- Instructions to follow -
Print out every line, exactly as written.

- Records for this exercise -
=-=-=-=-=

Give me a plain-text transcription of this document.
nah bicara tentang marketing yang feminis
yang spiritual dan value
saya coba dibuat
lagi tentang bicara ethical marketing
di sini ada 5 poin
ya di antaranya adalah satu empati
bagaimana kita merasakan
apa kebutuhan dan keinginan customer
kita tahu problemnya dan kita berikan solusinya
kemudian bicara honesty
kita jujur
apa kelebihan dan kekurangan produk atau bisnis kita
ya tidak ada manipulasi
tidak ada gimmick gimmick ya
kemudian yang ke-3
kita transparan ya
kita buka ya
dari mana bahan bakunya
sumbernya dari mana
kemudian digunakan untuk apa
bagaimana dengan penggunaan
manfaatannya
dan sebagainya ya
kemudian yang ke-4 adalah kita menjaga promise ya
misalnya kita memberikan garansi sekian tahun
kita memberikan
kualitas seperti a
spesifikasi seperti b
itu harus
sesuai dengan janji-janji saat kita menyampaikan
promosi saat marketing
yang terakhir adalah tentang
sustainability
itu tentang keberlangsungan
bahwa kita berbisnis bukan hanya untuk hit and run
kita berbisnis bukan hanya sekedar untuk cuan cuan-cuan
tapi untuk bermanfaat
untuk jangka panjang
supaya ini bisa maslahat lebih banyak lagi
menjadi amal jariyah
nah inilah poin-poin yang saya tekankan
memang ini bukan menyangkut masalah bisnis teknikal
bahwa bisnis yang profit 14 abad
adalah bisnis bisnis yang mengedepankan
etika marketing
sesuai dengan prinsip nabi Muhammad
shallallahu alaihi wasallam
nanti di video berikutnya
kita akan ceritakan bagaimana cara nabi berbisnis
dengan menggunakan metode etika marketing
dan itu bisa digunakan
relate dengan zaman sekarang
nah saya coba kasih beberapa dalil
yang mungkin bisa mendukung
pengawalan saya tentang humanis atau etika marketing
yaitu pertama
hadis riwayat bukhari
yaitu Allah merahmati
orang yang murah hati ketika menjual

=-=-=-=-=

- Expected answer -
Give me a plain-text transcription of this document.
nah bicara tentang marketing yang feminis
yang spiritual dan value
saya coba dibuat
lagi tentang bicara ethical marketing
di sini ada 5 poin
ya di antaranya adalah satu empati
bagaimana kita merasakan
apa kebutuhan dan keinginan customer
kita tahu problemnya dan kita berikan solusinya
kemudian bicara honesty
kita jujur
apa kelebihan dan kekurangan produk atau bisnis kita
ya tidak ada manipulasi
tidak ada gimmick gimmick ya
kemudian yang ke-3
kita transparan ya
kita buka ya
dari mana bahan bakunya
sumbernya dari mana
kemudian digunakan untuk apa
bagaimana dengan penggunaan
manfaatannya
dan sebagainya ya
kemudian yang ke-4 adalah kita menjaga promise ya
misalnya kita memberikan garansi sekian tahun
kita memberikan
kualitas seperti a
spesifikasi seperti b
itu harus
sesuai dengan janji-janji saat kita menyampaikan
promosi saat marketing
yang terakhir adalah tentang
sustainability
itu tentang keberlangsungan
bahwa kita berbisnis bukan hanya untuk hit and run
kita berbisnis bukan hanya sekedar untuk cuan cuan-cuan
tapi untuk bermanfaat
untuk jangka panjang
supaya ini bisa maslahat lebih banyak lagi
menjadi amal jariyah
nah inilah poin-poin yang saya tekankan
memang ini bukan menyangkut masalah bisnis teknikal
bahwa bisnis yang profit 14 abad
adalah bisnis bisnis yang mengedepankan
etika marketing
sesuai dengan prinsip nabi Muhammad
shallallahu alaihi wasallam
nanti di video berikutnya
kita akan ceritakan bagaimana cara nabi berbisnis
dengan menggunakan metode etika marketing
dan itu bisa digunakan
relate dengan zaman sekarang
nah saya coba kasih beberapa dalil
yang mungkin bisa mendukung
pengawalan saya tentang humanis atau etika marketing
yaitu pertama
hadis riwayat bukhari
yaitu Allah merahmati
orang yang murah hati ketika menjual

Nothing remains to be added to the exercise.